— Exercise task —
Transcribe word for word each line from the one containing "Convert this screenshot" to the final line of the data, both included. Skip the pictures.

— Material to process —

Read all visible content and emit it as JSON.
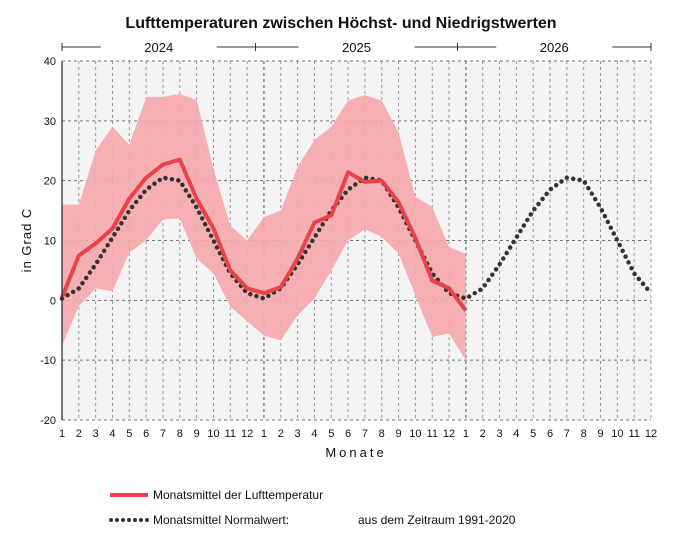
{
  "chart_data": {
    "type": "line",
    "title": "Lufttemperaturen zwischen Höchst- und Niedrigstwerten",
    "years": [
      "2024",
      "2025",
      "2026"
    ],
    "xlabel": "Monate",
    "ylabel": "in Grad C",
    "ylim": [
      -20,
      40
    ],
    "yticks": [
      -20,
      -10,
      0,
      10,
      20,
      30,
      40
    ],
    "x_tick_labels": [
      "1",
      "2",
      "3",
      "4",
      "5",
      "6",
      "7",
      "8",
      "9",
      "10",
      "11",
      "12",
      "1",
      "2",
      "3",
      "4",
      "5",
      "6",
      "7",
      "8",
      "9",
      "10",
      "11",
      "12",
      "1",
      "2",
      "3",
      "4",
      "5",
      "6",
      "7",
      "8",
      "9",
      "10",
      "11",
      "12"
    ],
    "grid": true,
    "colors": {
      "mean": "#e8434a",
      "band": "#f6a9ac",
      "normal": "#333333",
      "plot_bg": "#f4f4f4"
    },
    "series": [
      {
        "name": "Monatsmittel der Lufttemperatur",
        "style": "solid",
        "values": [
          0.5,
          7.5,
          9.5,
          12,
          17,
          20.5,
          22.7,
          23.5,
          17,
          12,
          5,
          2,
          1.2,
          2.2,
          7,
          13,
          14.2,
          21.4,
          19.8,
          20,
          16.4,
          10.4,
          3.3,
          2,
          -1.7
        ]
      },
      {
        "name": "Monatsmittel Normalwert:",
        "style": "dotted",
        "values": [
          0.3,
          2,
          6,
          10.5,
          15,
          18.5,
          20.5,
          20,
          15.5,
          10,
          4.5,
          1.2,
          0.3,
          2,
          6,
          10.5,
          15,
          18.5,
          20.5,
          20,
          15.5,
          10,
          4.5,
          1.2,
          0.3,
          2,
          6,
          10.5,
          15,
          18.5,
          20.5,
          20,
          15.5,
          10,
          4.5,
          1.2
        ]
      }
    ],
    "band": {
      "upper": [
        16,
        16,
        25,
        29,
        26,
        34,
        34,
        34.5,
        33.5,
        22,
        12.5,
        10,
        13.9,
        15,
        22.3,
        26.8,
        29,
        33.4,
        34.3,
        33.4,
        28,
        17.3,
        15.6,
        8.9,
        7.8
      ],
      "lower": [
        -7.5,
        -1,
        2,
        1.5,
        8,
        10,
        13.5,
        13.7,
        7,
        4.5,
        -1,
        -3.5,
        -5.9,
        -6.7,
        -2.5,
        0.3,
        5,
        10,
        11.9,
        10.6,
        7.8,
        0.8,
        -6.1,
        -5.5,
        -10
      ]
    },
    "legend": {
      "mean": "Monatsmittel der Lufttemperatur",
      "normal": "Monatsmittel Normalwert:",
      "normal_note": "aus dem Zeitraum 1991-2020",
      "placement": "bottom-left"
    }
  }
}
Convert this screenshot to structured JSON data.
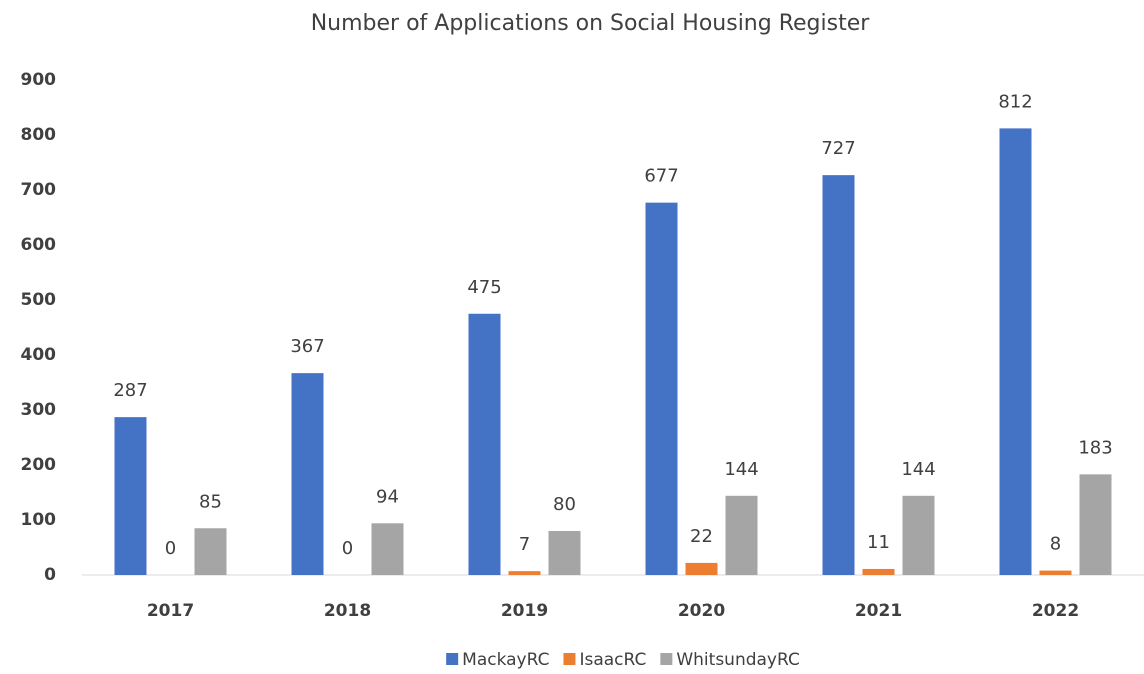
{
  "chart_data": {
    "type": "bar",
    "title": "Number of Applications on Social Housing Register",
    "categories": [
      "2017",
      "2018",
      "2019",
      "2020",
      "2021",
      "2022"
    ],
    "series": [
      {
        "name": "MackayRC",
        "color": "#4472c4",
        "values": [
          287,
          367,
          475,
          677,
          727,
          812
        ]
      },
      {
        "name": "IsaacRC",
        "color": "#ed7d31",
        "values": [
          0,
          0,
          7,
          22,
          11,
          8
        ]
      },
      {
        "name": "WhitsundayRC",
        "color": "#a5a5a5",
        "values": [
          85,
          94,
          80,
          144,
          144,
          183
        ]
      }
    ],
    "ylim": [
      0,
      900
    ],
    "yticks": [
      0,
      100,
      200,
      300,
      400,
      500,
      600,
      700,
      800,
      900
    ],
    "grid": false,
    "legend": "bottom"
  }
}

— Exercise response —
Convert this screenshot to structured JSON data.
{
  "chart_data": {
    "type": "bar",
    "title": "Number of Applications on Social Housing Register",
    "categories": [
      "2017",
      "2018",
      "2019",
      "2020",
      "2021",
      "2022"
    ],
    "series": [
      {
        "name": "MackayRC",
        "color": "#4472c4",
        "values": [
          287,
          367,
          475,
          677,
          727,
          812
        ]
      },
      {
        "name": "IsaacRC",
        "color": "#ed7d31",
        "values": [
          0,
          0,
          7,
          22,
          11,
          8
        ]
      },
      {
        "name": "WhitsundayRC",
        "color": "#a5a5a5",
        "values": [
          85,
          94,
          80,
          144,
          144,
          183
        ]
      }
    ],
    "ylim": [
      0,
      900
    ],
    "yticks": [
      0,
      100,
      200,
      300,
      400,
      500,
      600,
      700,
      800,
      900
    ],
    "grid": false,
    "legend": "bottom"
  }
}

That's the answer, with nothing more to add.